§ **YOUR INSTRUCTIONS**: In the forum thread about fluorocarbon on a spinning reel, what line does Shaggy say he uses on spinning gear?

───── TEXT SEGMENT ─────

# Fluorocarbon on a spinning reel?



## Gone Wishin (Mar 16, 2013)

Good idea? Any advice? I don't have the ability to drag it behind a boat to untwist. I want to try it out. Thanks in advance

posted using Outdoor Hub Campfire


----------



## 47dipseydivers (Jan 21, 2011)

I use 6lb test for trout on a spinning reel and its not too bad I just pay close attention to what I'm doing 

posted using Outdoor Hub Campfire


----------



## Shaggy (Oct 24, 2008)

47dipseydivers said:


> I use 6lb test for trout on a spinning reel and its not too bad I just pay close attention to what I'm doing


I debated whether or not to even post about this because a lot of people are probably going to disagree with me. If you want to try fluoro who am I to discourage you but my experience with fluoro on a spinning reel has not been good. First of all I don't want to have to think about what my equipment is doing. I want to relax and enjoy a day on the water. I couldn't even do this with a very good mono. Sooner or later it would twist up around the bail or rod tip and fluoro has a tendency to be harder to work with. Secondly it's my belief the line has very little influence on a bite, especially with the small diameter of today's superlines. In Ohio's stained waters I don't believe a fish can see a thin dark green line anyway. I use Berkely's Nanofil on spinning gear and it behaves flawlessly. If you're set on fluoro you'll probably buy a spool and if it doesn't work out you'll do a little research and try another brand, going up in price and maybe a third brand going higher in price. That's what I usually do when experimenting. I suggest trying Nanofil and if it doesn't fill your needs then start experimenting. You could save yourself a lot of money.
Just my .02. Let the dissenting begin.


----------



## 47dipseydivers (Jan 21, 2011)

I agree with ya shaggy theirs only one place I use it what I meant by pay attention is I'll stop the line when it hits the water and I don't have much trouble my wife used it and fought it the whole time and hated it

posted using Outdoor Hub Campfire


----------



## Gone Wishin (Mar 16, 2013)

───── GIVEN RECORDS ─────

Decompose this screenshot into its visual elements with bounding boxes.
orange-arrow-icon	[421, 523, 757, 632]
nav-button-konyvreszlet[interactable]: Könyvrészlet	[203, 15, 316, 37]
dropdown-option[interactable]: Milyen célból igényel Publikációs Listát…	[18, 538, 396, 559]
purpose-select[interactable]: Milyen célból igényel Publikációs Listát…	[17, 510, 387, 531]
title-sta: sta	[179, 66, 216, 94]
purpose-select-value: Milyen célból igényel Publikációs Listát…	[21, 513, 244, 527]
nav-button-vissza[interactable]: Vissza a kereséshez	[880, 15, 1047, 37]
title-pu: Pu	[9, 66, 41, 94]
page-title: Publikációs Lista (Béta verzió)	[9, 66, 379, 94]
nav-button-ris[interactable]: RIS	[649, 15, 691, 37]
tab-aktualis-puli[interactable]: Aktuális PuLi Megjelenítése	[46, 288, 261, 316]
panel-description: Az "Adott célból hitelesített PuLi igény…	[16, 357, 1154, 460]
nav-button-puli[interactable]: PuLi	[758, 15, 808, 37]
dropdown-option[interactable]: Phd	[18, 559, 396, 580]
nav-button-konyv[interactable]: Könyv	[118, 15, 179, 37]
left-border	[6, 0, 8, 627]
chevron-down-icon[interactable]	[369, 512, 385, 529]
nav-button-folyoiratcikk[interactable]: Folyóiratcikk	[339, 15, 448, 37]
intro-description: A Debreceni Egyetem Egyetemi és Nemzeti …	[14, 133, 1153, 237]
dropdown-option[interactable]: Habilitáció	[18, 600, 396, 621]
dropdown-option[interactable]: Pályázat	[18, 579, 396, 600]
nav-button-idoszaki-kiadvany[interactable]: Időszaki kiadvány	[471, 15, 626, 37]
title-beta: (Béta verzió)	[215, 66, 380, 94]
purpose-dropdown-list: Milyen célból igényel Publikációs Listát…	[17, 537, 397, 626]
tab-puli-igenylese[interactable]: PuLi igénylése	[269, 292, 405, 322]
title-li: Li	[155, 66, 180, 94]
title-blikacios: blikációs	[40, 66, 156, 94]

─────

§ **OUTPUT FOR THIS TASK**: Berkely's Nanofil